TASK TO CARRY OUT » Extract the text of each entry below exactly, leaving every image behind.

::: WORKING DATA

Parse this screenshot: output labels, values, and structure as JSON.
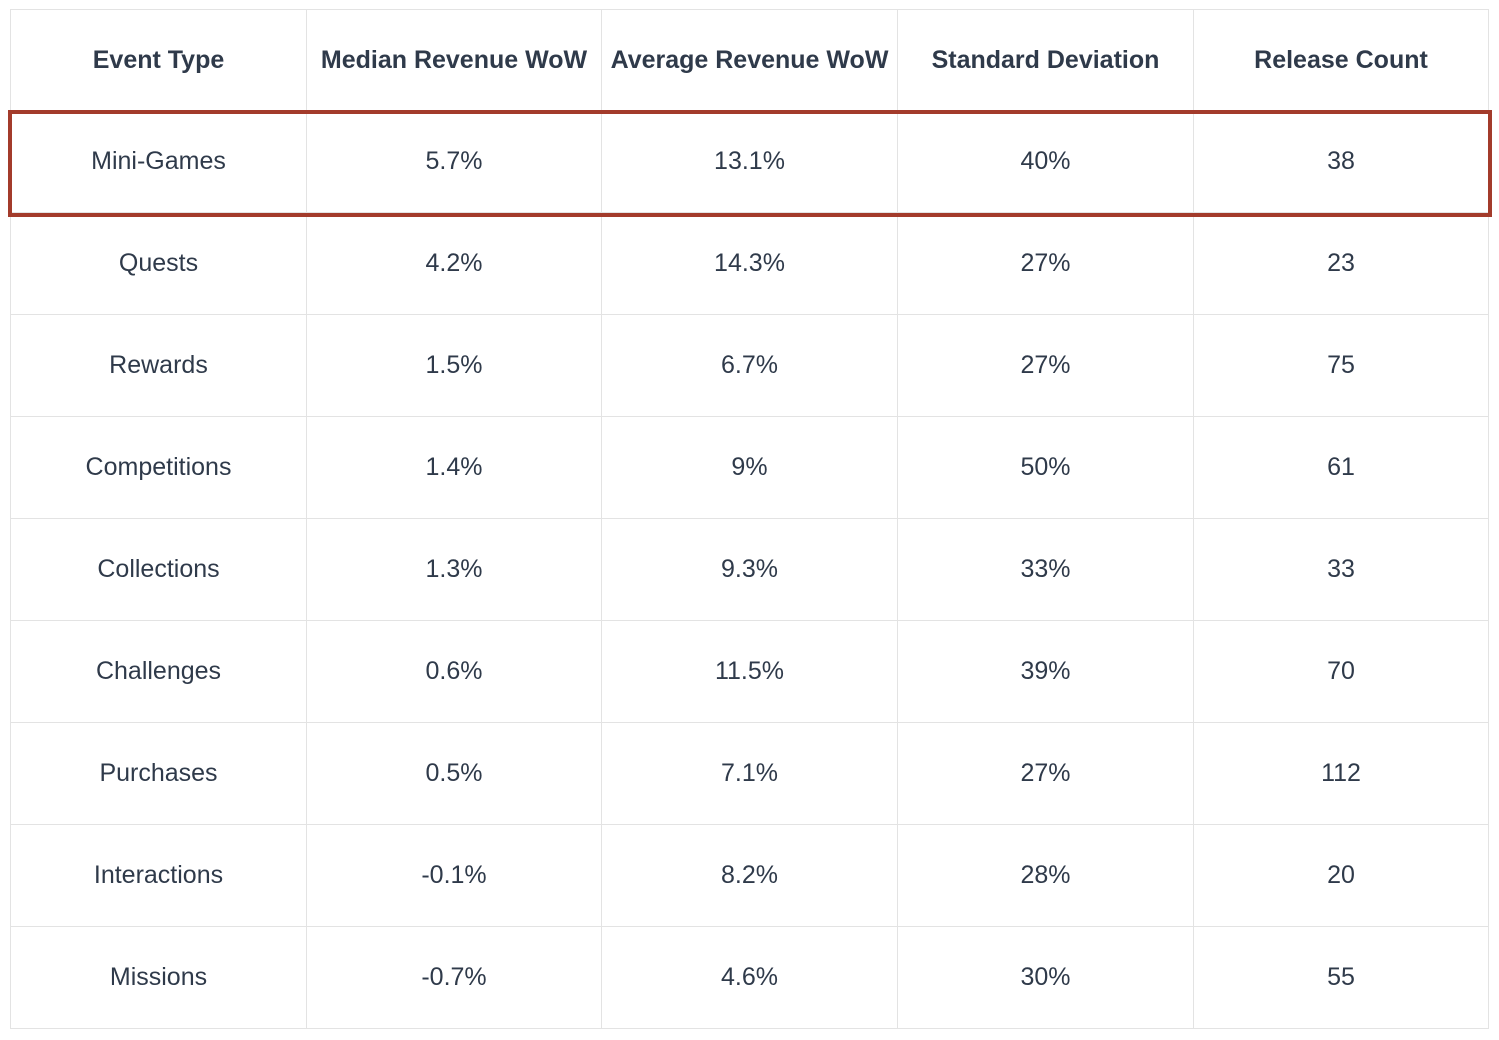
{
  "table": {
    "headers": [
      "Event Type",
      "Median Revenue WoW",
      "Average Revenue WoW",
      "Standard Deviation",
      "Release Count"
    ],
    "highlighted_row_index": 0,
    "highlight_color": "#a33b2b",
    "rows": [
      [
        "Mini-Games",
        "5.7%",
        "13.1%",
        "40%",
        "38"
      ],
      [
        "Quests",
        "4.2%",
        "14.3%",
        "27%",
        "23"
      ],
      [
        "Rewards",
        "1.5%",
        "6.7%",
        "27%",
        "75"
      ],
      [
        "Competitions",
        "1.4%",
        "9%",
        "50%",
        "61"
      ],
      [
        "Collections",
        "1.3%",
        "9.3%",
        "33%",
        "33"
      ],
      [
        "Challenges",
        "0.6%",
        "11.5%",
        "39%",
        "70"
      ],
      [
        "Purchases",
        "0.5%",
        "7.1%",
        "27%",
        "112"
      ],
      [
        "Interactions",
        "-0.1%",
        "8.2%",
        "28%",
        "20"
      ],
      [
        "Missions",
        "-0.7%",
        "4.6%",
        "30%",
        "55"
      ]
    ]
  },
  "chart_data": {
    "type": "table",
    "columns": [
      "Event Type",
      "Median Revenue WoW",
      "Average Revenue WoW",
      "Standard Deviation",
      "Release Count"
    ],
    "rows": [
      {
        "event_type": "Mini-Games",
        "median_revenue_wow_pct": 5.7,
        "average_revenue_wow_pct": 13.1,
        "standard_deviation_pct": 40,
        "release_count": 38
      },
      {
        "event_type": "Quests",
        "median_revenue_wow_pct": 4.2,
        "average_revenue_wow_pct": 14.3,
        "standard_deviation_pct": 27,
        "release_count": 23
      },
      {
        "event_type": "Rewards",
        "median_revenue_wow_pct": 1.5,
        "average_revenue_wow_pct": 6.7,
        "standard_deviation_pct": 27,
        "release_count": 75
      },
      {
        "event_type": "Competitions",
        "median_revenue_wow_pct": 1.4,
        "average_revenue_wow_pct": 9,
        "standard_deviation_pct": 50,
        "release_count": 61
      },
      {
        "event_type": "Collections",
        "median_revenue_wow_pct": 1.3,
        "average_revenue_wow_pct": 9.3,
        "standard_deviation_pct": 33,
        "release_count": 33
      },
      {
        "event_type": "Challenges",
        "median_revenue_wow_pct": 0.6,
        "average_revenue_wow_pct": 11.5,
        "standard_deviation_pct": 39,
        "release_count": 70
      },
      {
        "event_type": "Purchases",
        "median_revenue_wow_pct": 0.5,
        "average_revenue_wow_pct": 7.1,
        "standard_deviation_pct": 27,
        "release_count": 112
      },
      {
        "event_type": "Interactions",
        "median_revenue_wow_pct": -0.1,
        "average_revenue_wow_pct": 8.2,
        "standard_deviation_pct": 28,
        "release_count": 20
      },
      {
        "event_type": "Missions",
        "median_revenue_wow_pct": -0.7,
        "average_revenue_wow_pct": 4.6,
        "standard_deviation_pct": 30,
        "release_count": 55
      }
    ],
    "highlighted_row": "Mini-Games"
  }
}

::::::

EXERCISE OUTPUT »
Parse this screenshot: output labels, values, and structure as JSON.
{
  "table": {
    "headers": [
      "Event Type",
      "Median Revenue WoW",
      "Average Revenue WoW",
      "Standard Deviation",
      "Release Count"
    ],
    "highlighted_row_index": 0,
    "highlight_color": "#a33b2b",
    "rows": [
      [
        "Mini-Games",
        "5.7%",
        "13.1%",
        "40%",
        "38"
      ],
      [
        "Quests",
        "4.2%",
        "14.3%",
        "27%",
        "23"
      ],
      [
        "Rewards",
        "1.5%",
        "6.7%",
        "27%",
        "75"
      ],
      [
        "Competitions",
        "1.4%",
        "9%",
        "50%",
        "61"
      ],
      [
        "Collections",
        "1.3%",
        "9.3%",
        "33%",
        "33"
      ],
      [
        "Challenges",
        "0.6%",
        "11.5%",
        "39%",
        "70"
      ],
      [
        "Purchases",
        "0.5%",
        "7.1%",
        "27%",
        "112"
      ],
      [
        "Interactions",
        "-0.1%",
        "8.2%",
        "28%",
        "20"
      ],
      [
        "Missions",
        "-0.7%",
        "4.6%",
        "30%",
        "55"
      ]
    ]
  },
  "chart_data": {
    "type": "table",
    "columns": [
      "Event Type",
      "Median Revenue WoW",
      "Average Revenue WoW",
      "Standard Deviation",
      "Release Count"
    ],
    "rows": [
      {
        "event_type": "Mini-Games",
        "median_revenue_wow_pct": 5.7,
        "average_revenue_wow_pct": 13.1,
        "standard_deviation_pct": 40,
        "release_count": 38
      },
      {
        "event_type": "Quests",
        "median_revenue_wow_pct": 4.2,
        "average_revenue_wow_pct": 14.3,
        "standard_deviation_pct": 27,
        "release_count": 23
      },
      {
        "event_type": "Rewards",
        "median_revenue_wow_pct": 1.5,
        "average_revenue_wow_pct": 6.7,
        "standard_deviation_pct": 27,
        "release_count": 75
      },
      {
        "event_type": "Competitions",
        "median_revenue_wow_pct": 1.4,
        "average_revenue_wow_pct": 9,
        "standard_deviation_pct": 50,
        "release_count": 61
      },
      {
        "event_type": "Collections",
        "median_revenue_wow_pct": 1.3,
        "average_revenue_wow_pct": 9.3,
        "standard_deviation_pct": 33,
        "release_count": 33
      },
      {
        "event_type": "Challenges",
        "median_revenue_wow_pct": 0.6,
        "average_revenue_wow_pct": 11.5,
        "standard_deviation_pct": 39,
        "release_count": 70
      },
      {
        "event_type": "Purchases",
        "median_revenue_wow_pct": 0.5,
        "average_revenue_wow_pct": 7.1,
        "standard_deviation_pct": 27,
        "release_count": 112
      },
      {
        "event_type": "Interactions",
        "median_revenue_wow_pct": -0.1,
        "average_revenue_wow_pct": 8.2,
        "standard_deviation_pct": 28,
        "release_count": 20
      },
      {
        "event_type": "Missions",
        "median_revenue_wow_pct": -0.7,
        "average_revenue_wow_pct": 4.6,
        "standard_deviation_pct": 30,
        "release_count": 55
      }
    ],
    "highlighted_row": "Mini-Games"
  }
}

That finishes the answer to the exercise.